Copy out all of the material exactly as presented.

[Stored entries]
-- START --

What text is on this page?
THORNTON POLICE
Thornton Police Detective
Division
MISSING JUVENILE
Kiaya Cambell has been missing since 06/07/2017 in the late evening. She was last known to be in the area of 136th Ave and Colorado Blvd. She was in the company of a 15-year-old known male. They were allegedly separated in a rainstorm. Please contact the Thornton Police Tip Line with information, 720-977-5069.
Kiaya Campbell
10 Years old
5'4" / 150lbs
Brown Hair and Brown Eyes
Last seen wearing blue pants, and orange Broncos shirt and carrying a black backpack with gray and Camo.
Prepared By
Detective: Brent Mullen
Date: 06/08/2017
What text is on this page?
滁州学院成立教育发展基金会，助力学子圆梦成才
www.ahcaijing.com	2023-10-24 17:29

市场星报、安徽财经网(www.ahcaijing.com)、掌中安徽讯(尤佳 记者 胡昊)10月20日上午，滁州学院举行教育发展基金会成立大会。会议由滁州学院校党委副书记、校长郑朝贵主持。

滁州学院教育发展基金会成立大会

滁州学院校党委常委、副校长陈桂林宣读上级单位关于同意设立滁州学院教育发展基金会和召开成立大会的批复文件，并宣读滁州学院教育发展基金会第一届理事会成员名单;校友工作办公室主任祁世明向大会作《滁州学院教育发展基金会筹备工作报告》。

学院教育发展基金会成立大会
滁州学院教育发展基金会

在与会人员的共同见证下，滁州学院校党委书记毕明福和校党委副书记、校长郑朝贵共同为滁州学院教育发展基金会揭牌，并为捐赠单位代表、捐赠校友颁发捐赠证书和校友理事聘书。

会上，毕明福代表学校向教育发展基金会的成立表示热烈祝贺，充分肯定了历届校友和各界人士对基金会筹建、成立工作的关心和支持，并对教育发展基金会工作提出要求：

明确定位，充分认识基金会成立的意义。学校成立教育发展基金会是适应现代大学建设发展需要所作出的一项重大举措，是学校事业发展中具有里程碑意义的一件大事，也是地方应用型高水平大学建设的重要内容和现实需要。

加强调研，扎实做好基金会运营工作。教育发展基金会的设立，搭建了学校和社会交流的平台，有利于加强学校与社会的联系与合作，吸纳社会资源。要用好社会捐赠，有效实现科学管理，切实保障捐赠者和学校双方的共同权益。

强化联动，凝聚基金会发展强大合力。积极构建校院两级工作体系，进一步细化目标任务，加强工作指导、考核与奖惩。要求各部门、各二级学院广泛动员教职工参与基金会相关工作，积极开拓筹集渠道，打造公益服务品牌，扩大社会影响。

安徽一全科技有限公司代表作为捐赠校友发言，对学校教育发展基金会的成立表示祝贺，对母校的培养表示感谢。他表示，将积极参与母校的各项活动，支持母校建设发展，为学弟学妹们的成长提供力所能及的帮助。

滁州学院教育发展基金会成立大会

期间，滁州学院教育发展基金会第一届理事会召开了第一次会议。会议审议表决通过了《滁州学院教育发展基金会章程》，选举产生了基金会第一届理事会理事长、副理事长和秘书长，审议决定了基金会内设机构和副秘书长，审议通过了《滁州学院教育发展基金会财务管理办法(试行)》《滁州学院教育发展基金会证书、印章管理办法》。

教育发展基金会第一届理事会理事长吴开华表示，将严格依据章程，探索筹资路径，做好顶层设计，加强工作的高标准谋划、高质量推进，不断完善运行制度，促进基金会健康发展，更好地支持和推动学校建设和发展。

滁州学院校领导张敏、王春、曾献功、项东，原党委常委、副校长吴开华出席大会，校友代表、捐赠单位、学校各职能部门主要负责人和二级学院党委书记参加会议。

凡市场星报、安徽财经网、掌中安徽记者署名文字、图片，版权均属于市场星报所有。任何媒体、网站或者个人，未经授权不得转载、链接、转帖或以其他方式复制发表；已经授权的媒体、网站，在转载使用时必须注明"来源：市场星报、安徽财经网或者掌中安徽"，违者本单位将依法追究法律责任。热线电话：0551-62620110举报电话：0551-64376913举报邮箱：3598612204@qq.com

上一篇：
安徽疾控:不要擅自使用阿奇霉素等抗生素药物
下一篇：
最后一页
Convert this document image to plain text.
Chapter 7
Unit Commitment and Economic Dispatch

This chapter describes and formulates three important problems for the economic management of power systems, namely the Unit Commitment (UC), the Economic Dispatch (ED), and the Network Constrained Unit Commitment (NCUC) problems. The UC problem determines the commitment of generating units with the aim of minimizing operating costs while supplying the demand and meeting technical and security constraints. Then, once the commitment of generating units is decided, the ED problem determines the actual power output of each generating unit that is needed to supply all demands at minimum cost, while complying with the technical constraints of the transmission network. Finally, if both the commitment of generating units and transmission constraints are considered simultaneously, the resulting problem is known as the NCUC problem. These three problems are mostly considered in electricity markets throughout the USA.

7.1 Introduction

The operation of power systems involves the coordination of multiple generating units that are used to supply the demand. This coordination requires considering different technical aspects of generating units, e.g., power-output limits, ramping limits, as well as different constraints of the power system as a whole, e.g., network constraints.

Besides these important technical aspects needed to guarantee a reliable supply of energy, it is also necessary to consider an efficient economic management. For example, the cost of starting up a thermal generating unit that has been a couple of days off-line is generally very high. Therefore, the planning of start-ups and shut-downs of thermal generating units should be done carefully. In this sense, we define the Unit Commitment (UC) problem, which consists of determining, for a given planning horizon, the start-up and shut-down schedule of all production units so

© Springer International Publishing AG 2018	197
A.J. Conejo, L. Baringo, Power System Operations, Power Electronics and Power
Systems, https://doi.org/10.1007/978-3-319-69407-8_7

-- END --

*Completed exercise*:
What text is on this page?
THORNTON POLICE
Thornton Police Detective
Division
MISSING JUVENILE
Kiaya Cambell has been missing since 06/07/2017 in the late evening. She was last known to be in the area of 136th Ave and Colorado Blvd. She was in the company of a 15-year-old known male. They were allegedly separated in a rainstorm. Please contact the Thornton Police Tip Line with information, 720-977-5069.
Kiaya Campbell
10 Years old
5'4" / 150lbs
Brown Hair and Brown Eyes
Last seen wearing blue pants, and orange Broncos shirt and carrying a black backpack with gray and Camo.
Prepared By
Detective: Brent Mullen
Date: 06/08/2017
What text is on this page?
滁州学院成立教育发展基金会，助力学子圆梦成才
www.ahcaijing.com	2023-10-24 17:29

市场星报、安徽财经网(www.ahcaijing.com)、掌中安徽讯(尤佳 记者 胡昊)10月20日上午，滁州学院举行教育发展基金会成立大会。会议由滁州学院校党委副书记、校长郑朝贵主持。

滁州学院教育发展基金会成立大会

滁州学院校党委常委、副校长陈桂林宣读上级单位关于同意设立滁州学院教育发展基金会和召开成立大会的批复文件，并宣读滁州学院教育发展基金会第一届理事会成员名单;校友工作办公室主任祁世明向大会作《滁州学院教育发展基金会筹备工作报告》。

学院教育发展基金会成立大会
滁州学院教育发展基金会

在与会人员的共同见证下，滁州学院校党委书记毕明福和校党委副书记、校长郑朝贵共同为滁州学院教育发展基金会揭牌，并为捐赠单位代表、捐赠校友颁发捐赠证书和校友理事聘书。

会上，毕明福代表学校向教育发展基金会的成立表示热烈祝贺，充分肯定了历届校友和各界人士对基金会筹建、成立工作的关心和支持，并对教育发展基金会工作提出要求：

明确定位，充分认识基金会成立的意义。学校成立教育发展基金会是适应现代大学建设发展需要所作出的一项重大举措，是学校事业发展中具有里程碑意义的一件大事，也是地方应用型高水平大学建设的重要内容和现实需要。

加强调研，扎实做好基金会运营工作。教育发展基金会的设立，搭建了学校和社会交流的平台，有利于加强学校与社会的联系与合作，吸纳社会资源。要用好社会捐赠，有效实现科学管理，切实保障捐赠者和学校双方的共同权益。

强化联动，凝聚基金会发展强大合力。积极构建校院两级工作体系，进一步细化目标任务，加强工作指导、考核与奖惩。要求各部门、各二级学院广泛动员教职工参与基金会相关工作，积极开拓筹集渠道，打造公益服务品牌，扩大社会影响。

安徽一全科技有限公司代表作为捐赠校友发言，对学校教育发展基金会的成立表示祝贺，对母校的培养表示感谢。他表示，将积极参与母校的各项活动，支持母校建设发展，为学弟学妹们的成长提供力所能及的帮助。

滁州学院教育发展基金会成立大会

期间，滁州学院教育发展基金会第一届理事会召开了第一次会议。会议审议表决通过了《滁州学院教育发展基金会章程》，选举产生了基金会第一届理事会理事长、副理事长和秘书长，审议决定了基金会内设机构和副秘书长，审议通过了《滁州学院教育发展基金会财务管理办法(试行)》《滁州学院教育发展基金会证书、印章管理办法》。

教育发展基金会第一届理事会理事长吴开华表示，将严格依据章程，探索筹资路径，做好顶层设计，加强工作的高标准谋划、高质量推进，不断完善运行制度，促进基金会健康发展，更好地支持和推动学校建设和发展。

滁州学院校领导张敏、王春、曾献功、项东，原党委常委、副校长吴开华出席大会，校友代表、捐赠单位、学校各职能部门主要负责人和二级学院党委书记参加会议。

凡市场星报、安徽财经网、掌中安徽记者署名文字、图片，版权均属于市场星报所有。任何媒体、网站或者个人，未经授权不得转载、链接、转帖或以其他方式复制发表；已经授权的媒体、网站，在转载使用时必须注明"来源：市场星报、安徽财经网或者掌中安徽"，违者本单位将依法追究法律责任。热线电话：0551-62620110举报电话：0551-64376913举报邮箱：3598612204@qq.com

上一篇：
安徽疾控:不要擅自使用阿奇霉素等抗生素药物
下一篇：
最后一页
Convert this document image to plain text.
Chapter 7
Unit Commitment and Economic Dispatch

This chapter describes and formulates three important problems for the economic management of power systems, namely the Unit Commitment (UC), the Economic Dispatch (ED), and the Network Constrained Unit Commitment (NCUC) problems. The UC problem determines the commitment of generating units with the aim of minimizing operating costs while supplying the demand and meeting technical and security constraints. Then, once the commitment of generating units is decided, the ED problem determines the actual power output of each generating unit that is needed to supply all demands at minimum cost, while complying with the technical constraints of the transmission network. Finally, if both the commitment of generating units and transmission constraints are considered simultaneously, the resulting problem is known as the NCUC problem. These three problems are mostly considered in electricity markets throughout the USA.

7.1 Introduction

The operation of power systems involves the coordination of multiple generating units that are used to supply the demand. This coordination requires considering different technical aspects of generating units, e.g., power-output limits, ramping limits, as well as different constraints of the power system as a whole, e.g., network constraints.

Besides these important technical aspects needed to guarantee a reliable supply of energy, it is also necessary to consider an efficient economic management. For example, the cost of starting up a thermal generating unit that has been a couple of days off-line is generally very high. Therefore, the planning of start-ups and shut-downs of thermal generating units should be done carefully. In this sense, we define the Unit Commitment (UC) problem, which consists of determining, for a given planning horizon, the start-up and shut-down schedule of all production units so

© Springer International Publishing AG 2018	197
A.J. Conejo, L. Baringo, Power System Operations, Power Electronics and Power
Systems, https://doi.org/10.1007/978-3-319-69407-8_7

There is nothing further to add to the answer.